Given exercise:
In the data below, find every line with the string "about" and pull it out.

[START Dataset rows]

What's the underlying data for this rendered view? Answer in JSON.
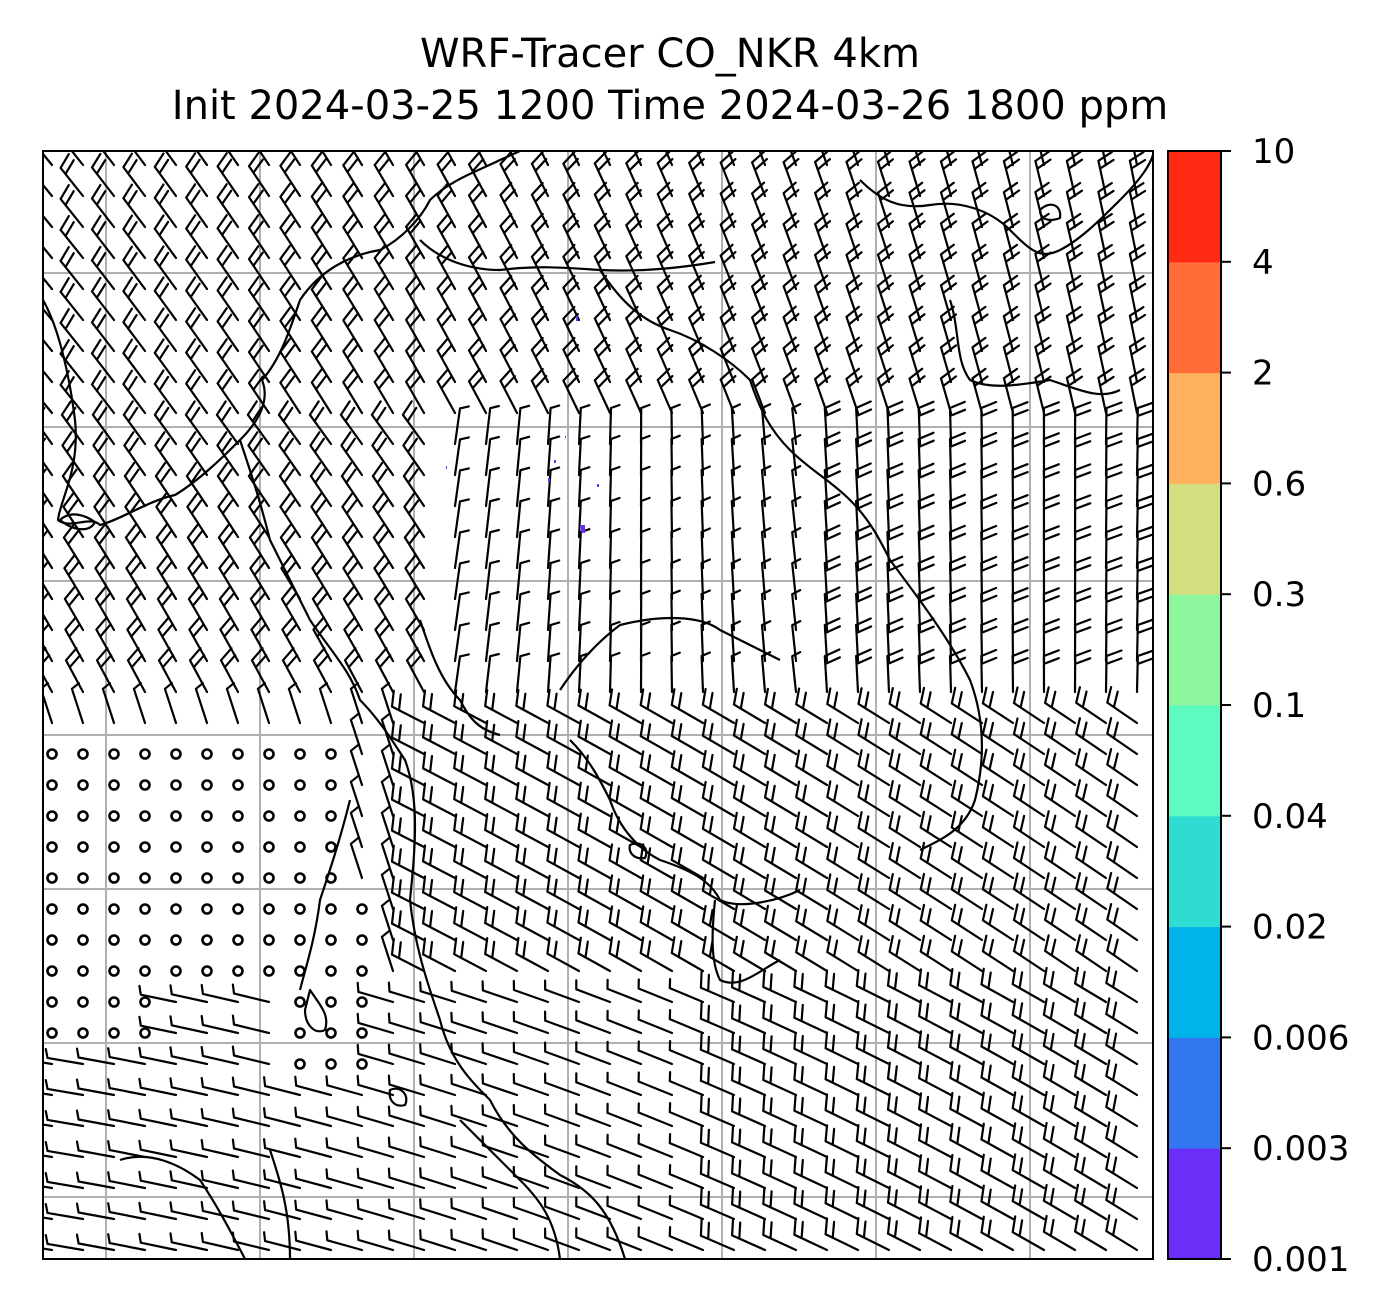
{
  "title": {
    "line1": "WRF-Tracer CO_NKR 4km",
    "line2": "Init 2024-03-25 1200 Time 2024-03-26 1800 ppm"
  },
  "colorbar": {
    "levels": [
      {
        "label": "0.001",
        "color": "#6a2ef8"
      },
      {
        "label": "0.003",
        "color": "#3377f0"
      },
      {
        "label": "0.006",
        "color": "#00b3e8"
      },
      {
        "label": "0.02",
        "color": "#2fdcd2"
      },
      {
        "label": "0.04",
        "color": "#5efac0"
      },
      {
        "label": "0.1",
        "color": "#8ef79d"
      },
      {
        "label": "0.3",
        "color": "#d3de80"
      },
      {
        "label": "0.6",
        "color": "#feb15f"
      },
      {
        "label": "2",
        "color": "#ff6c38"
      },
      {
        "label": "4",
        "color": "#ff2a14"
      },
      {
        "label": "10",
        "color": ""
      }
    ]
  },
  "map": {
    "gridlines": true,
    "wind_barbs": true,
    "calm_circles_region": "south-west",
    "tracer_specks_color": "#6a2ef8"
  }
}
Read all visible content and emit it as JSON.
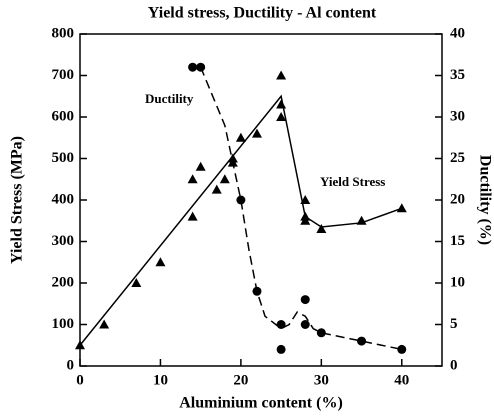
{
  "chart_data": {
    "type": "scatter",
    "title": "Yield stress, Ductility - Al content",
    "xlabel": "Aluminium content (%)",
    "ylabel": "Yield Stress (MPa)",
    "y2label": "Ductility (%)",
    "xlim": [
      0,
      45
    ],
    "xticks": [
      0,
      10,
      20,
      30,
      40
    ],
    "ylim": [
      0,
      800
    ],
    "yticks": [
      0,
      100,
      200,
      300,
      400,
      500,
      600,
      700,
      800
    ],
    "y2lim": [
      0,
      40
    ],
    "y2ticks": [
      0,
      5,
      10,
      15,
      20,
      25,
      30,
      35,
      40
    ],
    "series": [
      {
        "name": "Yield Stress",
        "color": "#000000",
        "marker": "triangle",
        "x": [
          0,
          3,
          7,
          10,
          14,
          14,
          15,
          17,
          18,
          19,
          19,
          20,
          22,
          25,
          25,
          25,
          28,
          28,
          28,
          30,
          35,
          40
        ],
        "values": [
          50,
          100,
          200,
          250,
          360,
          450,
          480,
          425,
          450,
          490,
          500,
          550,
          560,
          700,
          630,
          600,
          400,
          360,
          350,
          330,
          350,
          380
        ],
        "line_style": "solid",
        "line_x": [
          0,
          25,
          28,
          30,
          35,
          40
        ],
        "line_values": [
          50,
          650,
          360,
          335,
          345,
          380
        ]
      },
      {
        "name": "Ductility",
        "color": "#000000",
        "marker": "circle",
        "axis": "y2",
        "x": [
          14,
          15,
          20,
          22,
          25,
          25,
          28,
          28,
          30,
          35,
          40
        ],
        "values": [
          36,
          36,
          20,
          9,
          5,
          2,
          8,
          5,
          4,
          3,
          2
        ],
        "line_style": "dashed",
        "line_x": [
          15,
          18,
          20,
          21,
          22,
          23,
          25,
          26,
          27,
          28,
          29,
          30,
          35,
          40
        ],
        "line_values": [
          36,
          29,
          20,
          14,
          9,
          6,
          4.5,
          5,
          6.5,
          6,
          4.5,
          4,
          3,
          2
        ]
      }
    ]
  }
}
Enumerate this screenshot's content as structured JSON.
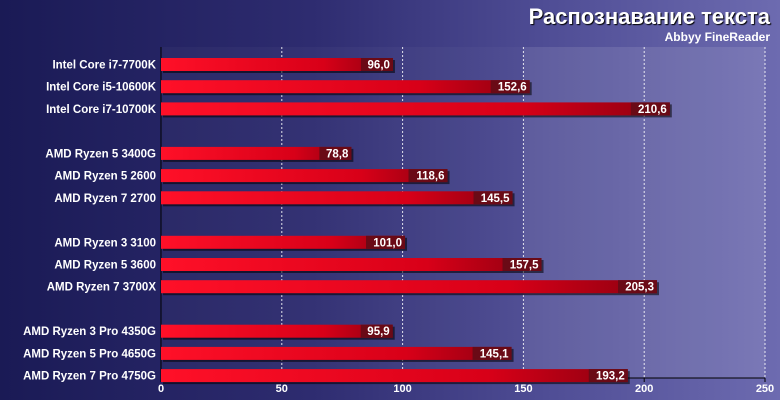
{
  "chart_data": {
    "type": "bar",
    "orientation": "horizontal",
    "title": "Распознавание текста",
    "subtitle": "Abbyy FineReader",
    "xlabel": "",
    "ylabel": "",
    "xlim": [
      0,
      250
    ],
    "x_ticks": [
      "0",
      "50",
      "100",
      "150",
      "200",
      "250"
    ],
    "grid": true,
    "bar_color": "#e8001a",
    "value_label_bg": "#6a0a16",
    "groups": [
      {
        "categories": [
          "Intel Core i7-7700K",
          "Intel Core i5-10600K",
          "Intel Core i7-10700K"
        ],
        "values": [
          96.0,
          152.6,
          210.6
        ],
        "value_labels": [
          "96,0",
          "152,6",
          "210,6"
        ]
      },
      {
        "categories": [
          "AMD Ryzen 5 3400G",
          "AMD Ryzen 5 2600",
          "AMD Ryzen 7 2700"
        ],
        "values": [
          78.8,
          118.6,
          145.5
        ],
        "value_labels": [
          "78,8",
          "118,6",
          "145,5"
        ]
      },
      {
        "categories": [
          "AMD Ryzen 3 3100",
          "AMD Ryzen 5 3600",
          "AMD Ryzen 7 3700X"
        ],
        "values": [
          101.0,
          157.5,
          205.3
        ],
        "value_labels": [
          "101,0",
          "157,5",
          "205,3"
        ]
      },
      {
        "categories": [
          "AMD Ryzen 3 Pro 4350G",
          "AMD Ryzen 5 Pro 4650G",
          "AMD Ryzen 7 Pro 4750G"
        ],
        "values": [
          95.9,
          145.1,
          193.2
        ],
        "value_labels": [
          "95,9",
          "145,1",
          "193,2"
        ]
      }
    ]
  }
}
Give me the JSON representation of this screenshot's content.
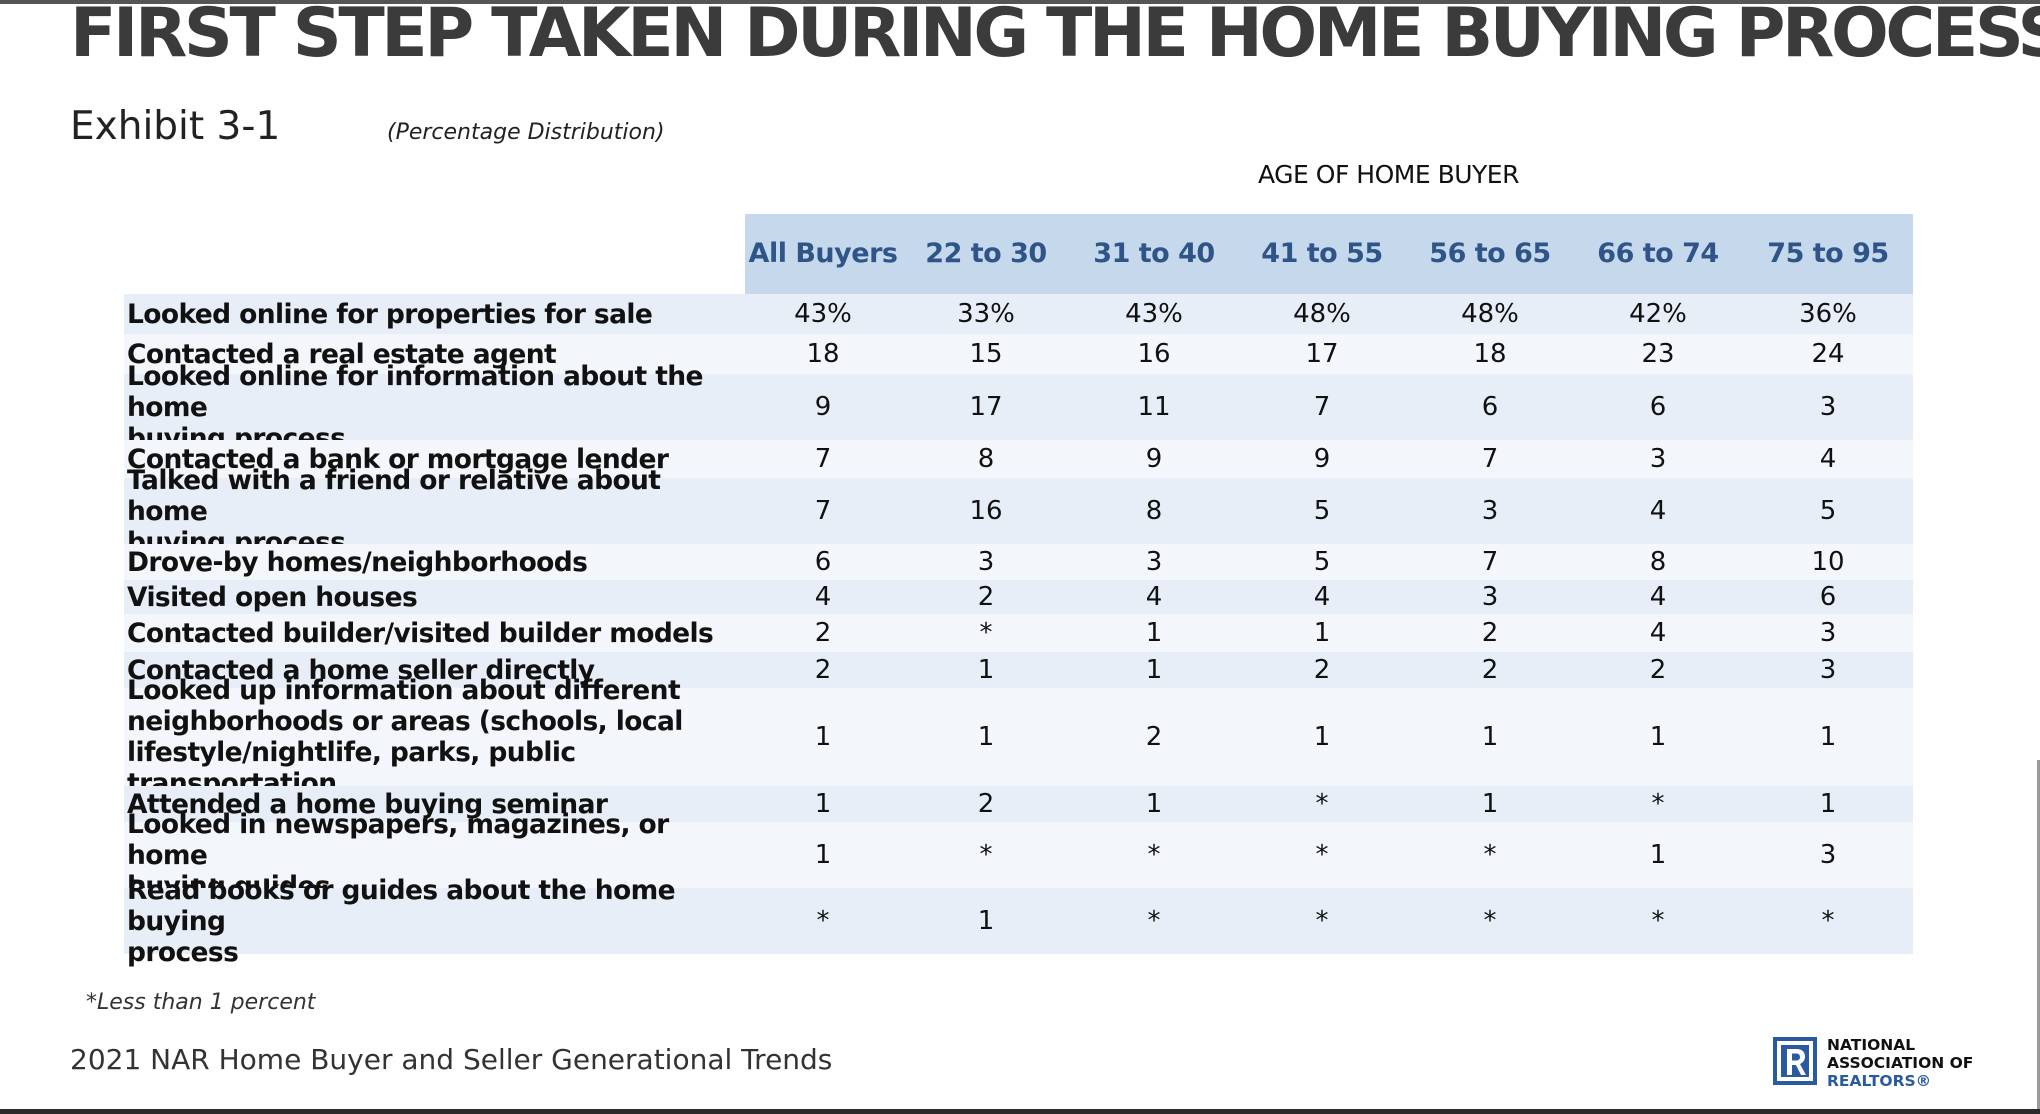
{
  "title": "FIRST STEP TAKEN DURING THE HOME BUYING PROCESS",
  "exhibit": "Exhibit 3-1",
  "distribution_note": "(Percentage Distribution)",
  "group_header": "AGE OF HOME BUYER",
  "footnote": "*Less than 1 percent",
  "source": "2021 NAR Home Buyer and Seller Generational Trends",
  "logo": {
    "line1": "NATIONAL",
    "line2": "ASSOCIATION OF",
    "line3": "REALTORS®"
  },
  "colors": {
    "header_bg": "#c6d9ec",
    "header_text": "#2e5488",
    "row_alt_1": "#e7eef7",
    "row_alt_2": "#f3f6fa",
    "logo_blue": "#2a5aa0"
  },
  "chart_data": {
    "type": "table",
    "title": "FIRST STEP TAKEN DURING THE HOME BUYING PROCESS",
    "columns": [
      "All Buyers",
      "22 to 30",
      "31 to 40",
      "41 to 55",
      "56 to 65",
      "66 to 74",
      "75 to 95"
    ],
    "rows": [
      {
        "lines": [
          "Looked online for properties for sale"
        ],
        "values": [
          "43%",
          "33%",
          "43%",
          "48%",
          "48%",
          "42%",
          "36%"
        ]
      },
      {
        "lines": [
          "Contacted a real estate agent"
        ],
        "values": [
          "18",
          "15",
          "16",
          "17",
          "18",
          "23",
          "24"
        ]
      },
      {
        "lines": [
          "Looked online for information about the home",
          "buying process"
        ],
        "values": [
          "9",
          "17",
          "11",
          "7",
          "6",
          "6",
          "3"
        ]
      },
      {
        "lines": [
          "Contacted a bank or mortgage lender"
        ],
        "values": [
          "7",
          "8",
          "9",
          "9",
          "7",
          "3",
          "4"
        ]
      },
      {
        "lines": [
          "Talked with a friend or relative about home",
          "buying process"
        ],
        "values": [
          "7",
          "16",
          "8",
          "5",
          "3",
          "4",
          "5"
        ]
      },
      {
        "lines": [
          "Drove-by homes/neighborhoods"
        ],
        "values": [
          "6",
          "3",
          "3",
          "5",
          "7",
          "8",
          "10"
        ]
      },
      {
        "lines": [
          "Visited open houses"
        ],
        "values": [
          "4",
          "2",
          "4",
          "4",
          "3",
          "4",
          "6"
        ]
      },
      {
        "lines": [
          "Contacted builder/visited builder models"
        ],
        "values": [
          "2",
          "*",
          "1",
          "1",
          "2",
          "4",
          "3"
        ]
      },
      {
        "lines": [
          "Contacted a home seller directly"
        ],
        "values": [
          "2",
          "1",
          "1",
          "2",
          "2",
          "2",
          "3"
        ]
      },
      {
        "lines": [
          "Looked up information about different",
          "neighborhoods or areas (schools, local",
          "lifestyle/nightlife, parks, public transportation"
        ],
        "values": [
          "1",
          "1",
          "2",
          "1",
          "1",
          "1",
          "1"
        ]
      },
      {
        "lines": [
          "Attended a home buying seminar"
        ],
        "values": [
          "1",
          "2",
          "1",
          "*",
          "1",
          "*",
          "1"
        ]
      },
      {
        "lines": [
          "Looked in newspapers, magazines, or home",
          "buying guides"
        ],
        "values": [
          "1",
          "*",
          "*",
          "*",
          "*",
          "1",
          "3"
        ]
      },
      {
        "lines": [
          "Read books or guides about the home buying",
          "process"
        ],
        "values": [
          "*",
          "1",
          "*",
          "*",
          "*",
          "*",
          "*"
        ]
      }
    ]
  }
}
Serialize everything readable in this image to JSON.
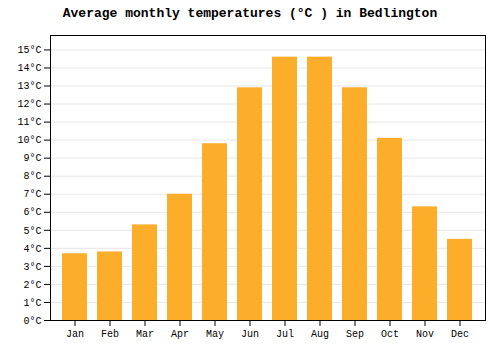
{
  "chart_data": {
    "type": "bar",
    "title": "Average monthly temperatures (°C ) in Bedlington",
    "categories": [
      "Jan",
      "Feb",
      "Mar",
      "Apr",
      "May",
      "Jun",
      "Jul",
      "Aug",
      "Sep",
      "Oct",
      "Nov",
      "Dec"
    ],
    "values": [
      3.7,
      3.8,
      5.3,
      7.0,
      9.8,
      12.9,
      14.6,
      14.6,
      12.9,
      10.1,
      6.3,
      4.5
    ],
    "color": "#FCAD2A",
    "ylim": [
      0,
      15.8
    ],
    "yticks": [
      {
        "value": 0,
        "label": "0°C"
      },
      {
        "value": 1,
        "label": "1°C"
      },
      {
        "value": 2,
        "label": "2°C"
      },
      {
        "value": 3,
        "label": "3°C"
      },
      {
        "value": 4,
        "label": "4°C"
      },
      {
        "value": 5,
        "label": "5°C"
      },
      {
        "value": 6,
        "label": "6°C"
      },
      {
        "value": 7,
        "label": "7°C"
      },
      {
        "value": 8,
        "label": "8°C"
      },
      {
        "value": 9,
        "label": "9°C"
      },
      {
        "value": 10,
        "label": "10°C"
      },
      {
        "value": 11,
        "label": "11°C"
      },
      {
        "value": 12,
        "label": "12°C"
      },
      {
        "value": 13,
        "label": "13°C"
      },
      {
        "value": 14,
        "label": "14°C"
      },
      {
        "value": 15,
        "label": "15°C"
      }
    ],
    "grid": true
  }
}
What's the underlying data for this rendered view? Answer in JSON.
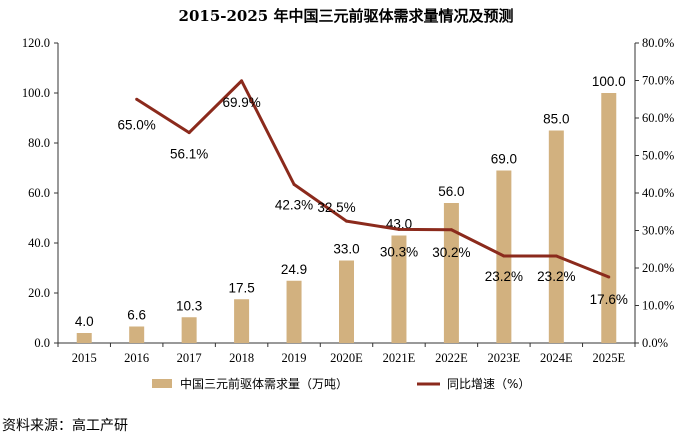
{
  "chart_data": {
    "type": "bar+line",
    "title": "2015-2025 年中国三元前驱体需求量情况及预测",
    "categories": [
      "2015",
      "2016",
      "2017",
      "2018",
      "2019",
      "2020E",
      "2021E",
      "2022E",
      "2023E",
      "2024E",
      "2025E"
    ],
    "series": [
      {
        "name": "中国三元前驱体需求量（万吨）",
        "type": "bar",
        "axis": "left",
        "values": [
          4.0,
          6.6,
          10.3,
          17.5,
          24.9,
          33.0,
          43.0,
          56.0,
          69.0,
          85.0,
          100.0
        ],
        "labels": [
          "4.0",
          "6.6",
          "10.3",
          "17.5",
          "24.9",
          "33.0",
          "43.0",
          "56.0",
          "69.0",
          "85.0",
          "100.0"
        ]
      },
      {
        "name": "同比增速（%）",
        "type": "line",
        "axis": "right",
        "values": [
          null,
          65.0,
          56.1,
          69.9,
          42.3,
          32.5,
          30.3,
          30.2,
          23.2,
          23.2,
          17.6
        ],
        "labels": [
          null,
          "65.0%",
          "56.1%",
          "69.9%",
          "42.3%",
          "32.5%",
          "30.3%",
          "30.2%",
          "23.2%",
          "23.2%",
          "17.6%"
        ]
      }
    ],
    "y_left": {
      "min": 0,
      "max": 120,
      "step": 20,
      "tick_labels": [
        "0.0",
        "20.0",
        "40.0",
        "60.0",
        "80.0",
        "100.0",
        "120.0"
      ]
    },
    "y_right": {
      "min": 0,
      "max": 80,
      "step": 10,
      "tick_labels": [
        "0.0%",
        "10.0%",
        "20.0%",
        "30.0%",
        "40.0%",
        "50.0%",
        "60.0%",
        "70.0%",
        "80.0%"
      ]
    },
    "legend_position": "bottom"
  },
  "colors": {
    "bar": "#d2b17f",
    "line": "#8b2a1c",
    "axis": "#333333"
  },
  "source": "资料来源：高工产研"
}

[END Dataset rows]

Full solution:
          "Looked online for information about the home",
          "Talked with a friend or relative about home",
          "Looked up information about different",
          "Read books or guides about the home buying",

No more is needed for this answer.